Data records

......

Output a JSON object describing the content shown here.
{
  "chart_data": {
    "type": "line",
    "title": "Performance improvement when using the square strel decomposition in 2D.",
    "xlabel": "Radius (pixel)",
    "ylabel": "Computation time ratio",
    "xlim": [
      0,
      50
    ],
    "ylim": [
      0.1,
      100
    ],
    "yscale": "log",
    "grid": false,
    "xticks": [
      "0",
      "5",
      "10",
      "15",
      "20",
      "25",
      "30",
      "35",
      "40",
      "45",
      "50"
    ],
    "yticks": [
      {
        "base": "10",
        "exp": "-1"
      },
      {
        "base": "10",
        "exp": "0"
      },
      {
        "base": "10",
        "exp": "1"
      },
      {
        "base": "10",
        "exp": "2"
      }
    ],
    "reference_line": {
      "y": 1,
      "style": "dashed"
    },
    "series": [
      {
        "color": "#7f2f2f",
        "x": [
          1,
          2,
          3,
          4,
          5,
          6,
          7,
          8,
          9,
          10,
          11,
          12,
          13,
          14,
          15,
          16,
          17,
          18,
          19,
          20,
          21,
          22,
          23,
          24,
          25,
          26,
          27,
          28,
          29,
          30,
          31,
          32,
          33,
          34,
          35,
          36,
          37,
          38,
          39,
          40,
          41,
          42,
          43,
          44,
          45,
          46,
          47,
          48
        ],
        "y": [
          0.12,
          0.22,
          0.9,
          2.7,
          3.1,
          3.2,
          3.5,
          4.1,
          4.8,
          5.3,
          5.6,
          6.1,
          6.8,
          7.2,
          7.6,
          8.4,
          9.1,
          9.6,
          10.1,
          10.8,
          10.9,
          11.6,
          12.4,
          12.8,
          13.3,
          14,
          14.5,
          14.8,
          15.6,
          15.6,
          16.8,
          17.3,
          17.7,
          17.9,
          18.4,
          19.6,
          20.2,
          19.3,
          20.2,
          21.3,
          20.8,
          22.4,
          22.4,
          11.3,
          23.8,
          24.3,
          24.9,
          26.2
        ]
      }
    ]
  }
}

......

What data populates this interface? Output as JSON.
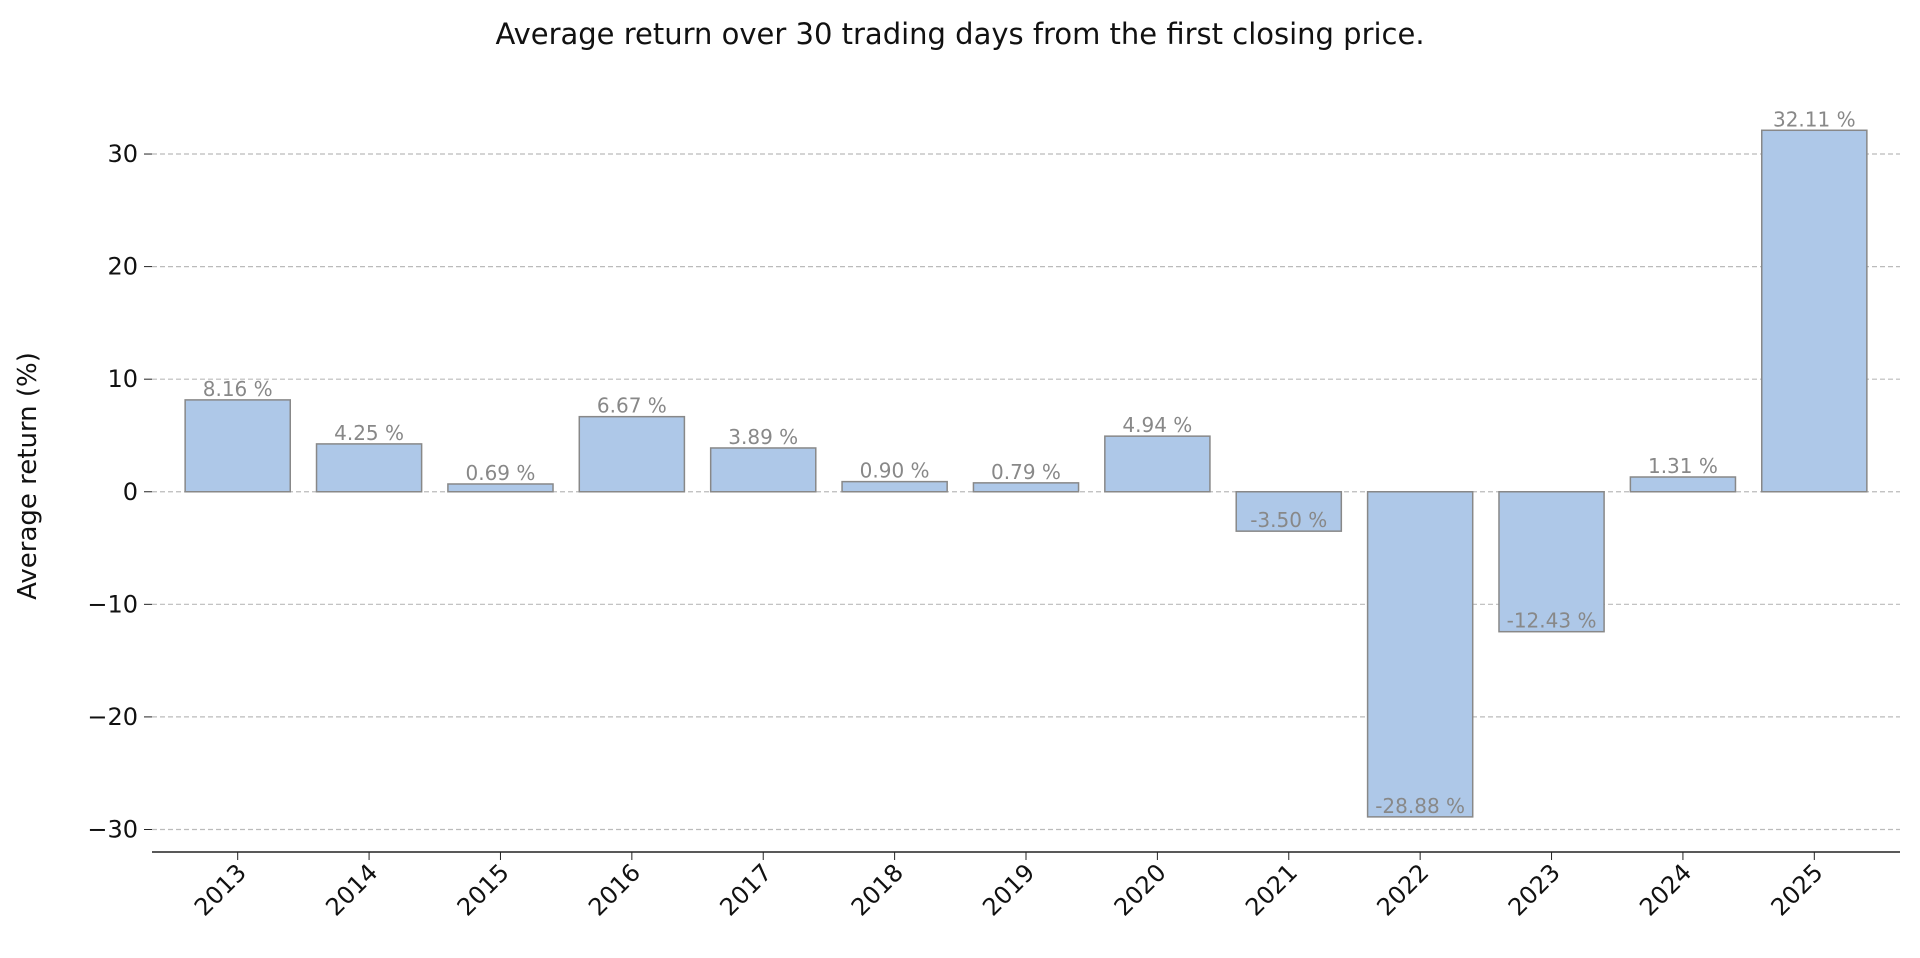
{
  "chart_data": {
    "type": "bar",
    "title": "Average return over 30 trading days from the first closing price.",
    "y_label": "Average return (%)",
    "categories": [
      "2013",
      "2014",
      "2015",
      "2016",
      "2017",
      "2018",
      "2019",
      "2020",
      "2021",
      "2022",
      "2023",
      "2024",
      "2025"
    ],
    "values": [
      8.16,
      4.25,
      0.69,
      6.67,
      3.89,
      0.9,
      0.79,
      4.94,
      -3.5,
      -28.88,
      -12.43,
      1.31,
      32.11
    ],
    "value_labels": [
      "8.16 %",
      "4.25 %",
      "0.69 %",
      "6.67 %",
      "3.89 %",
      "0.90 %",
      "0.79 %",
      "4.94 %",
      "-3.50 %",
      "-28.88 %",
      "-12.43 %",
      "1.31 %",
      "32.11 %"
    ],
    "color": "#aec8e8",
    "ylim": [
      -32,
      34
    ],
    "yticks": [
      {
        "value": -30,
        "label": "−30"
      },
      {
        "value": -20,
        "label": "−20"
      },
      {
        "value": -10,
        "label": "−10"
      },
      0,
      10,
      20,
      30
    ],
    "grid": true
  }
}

......

(JOB) Report how many lines in the entries hold the string "Output". Nothing but the number is wanted.

(ANSWER TO THIS TASK) 2